• [What is asked]: Write out each record below exactly as it appears, with no pictures.

• [Figure record extracts]:

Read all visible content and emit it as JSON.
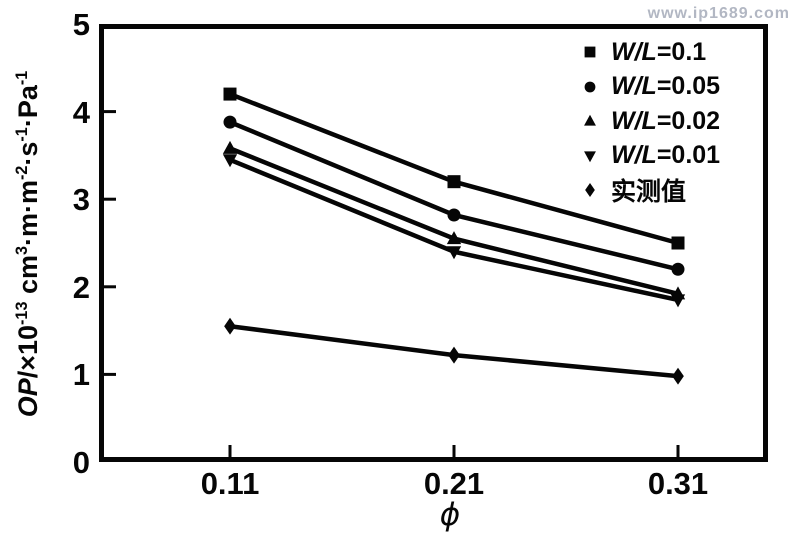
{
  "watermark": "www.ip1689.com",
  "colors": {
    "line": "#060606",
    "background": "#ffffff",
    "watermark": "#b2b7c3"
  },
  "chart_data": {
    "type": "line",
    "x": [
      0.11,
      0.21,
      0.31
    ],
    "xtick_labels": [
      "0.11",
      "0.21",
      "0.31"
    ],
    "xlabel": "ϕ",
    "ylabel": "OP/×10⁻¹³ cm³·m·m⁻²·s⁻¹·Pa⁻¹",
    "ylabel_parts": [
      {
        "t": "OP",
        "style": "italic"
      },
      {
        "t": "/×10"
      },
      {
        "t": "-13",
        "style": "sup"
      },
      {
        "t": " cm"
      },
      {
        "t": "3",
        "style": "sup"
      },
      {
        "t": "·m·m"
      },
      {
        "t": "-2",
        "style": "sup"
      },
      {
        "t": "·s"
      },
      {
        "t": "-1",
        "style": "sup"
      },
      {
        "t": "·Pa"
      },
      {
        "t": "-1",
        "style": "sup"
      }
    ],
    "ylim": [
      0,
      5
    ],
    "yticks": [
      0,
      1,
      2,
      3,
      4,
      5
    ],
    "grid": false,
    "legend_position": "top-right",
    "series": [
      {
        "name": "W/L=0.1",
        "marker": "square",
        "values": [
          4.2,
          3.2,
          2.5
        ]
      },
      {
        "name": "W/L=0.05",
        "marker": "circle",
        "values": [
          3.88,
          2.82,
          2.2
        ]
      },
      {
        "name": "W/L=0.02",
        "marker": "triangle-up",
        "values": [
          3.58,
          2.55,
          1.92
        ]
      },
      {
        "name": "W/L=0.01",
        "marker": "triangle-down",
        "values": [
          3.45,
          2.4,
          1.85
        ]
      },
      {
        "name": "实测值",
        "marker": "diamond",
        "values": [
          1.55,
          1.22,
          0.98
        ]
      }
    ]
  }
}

• [Written answer]:
Read all visible content and emit it as JSON.
{
  "watermark": "www.ip1689.com",
  "colors": {
    "line": "#060606",
    "background": "#ffffff",
    "watermark": "#b2b7c3"
  },
  "chart_data": {
    "type": "line",
    "x": [
      0.11,
      0.21,
      0.31
    ],
    "xtick_labels": [
      "0.11",
      "0.21",
      "0.31"
    ],
    "xlabel": "ϕ",
    "ylabel": "OP/×10⁻¹³ cm³·m·m⁻²·s⁻¹·Pa⁻¹",
    "ylabel_parts": [
      {
        "t": "OP",
        "style": "italic"
      },
      {
        "t": "/×10"
      },
      {
        "t": "-13",
        "style": "sup"
      },
      {
        "t": " cm"
      },
      {
        "t": "3",
        "style": "sup"
      },
      {
        "t": "·m·m"
      },
      {
        "t": "-2",
        "style": "sup"
      },
      {
        "t": "·s"
      },
      {
        "t": "-1",
        "style": "sup"
      },
      {
        "t": "·Pa"
      },
      {
        "t": "-1",
        "style": "sup"
      }
    ],
    "ylim": [
      0,
      5
    ],
    "yticks": [
      0,
      1,
      2,
      3,
      4,
      5
    ],
    "grid": false,
    "legend_position": "top-right",
    "series": [
      {
        "name": "W/L=0.1",
        "marker": "square",
        "values": [
          4.2,
          3.2,
          2.5
        ]
      },
      {
        "name": "W/L=0.05",
        "marker": "circle",
        "values": [
          3.88,
          2.82,
          2.2
        ]
      },
      {
        "name": "W/L=0.02",
        "marker": "triangle-up",
        "values": [
          3.58,
          2.55,
          1.92
        ]
      },
      {
        "name": "W/L=0.01",
        "marker": "triangle-down",
        "values": [
          3.45,
          2.4,
          1.85
        ]
      },
      {
        "name": "实测值",
        "marker": "diamond",
        "values": [
          1.55,
          1.22,
          0.98
        ]
      }
    ]
  }
}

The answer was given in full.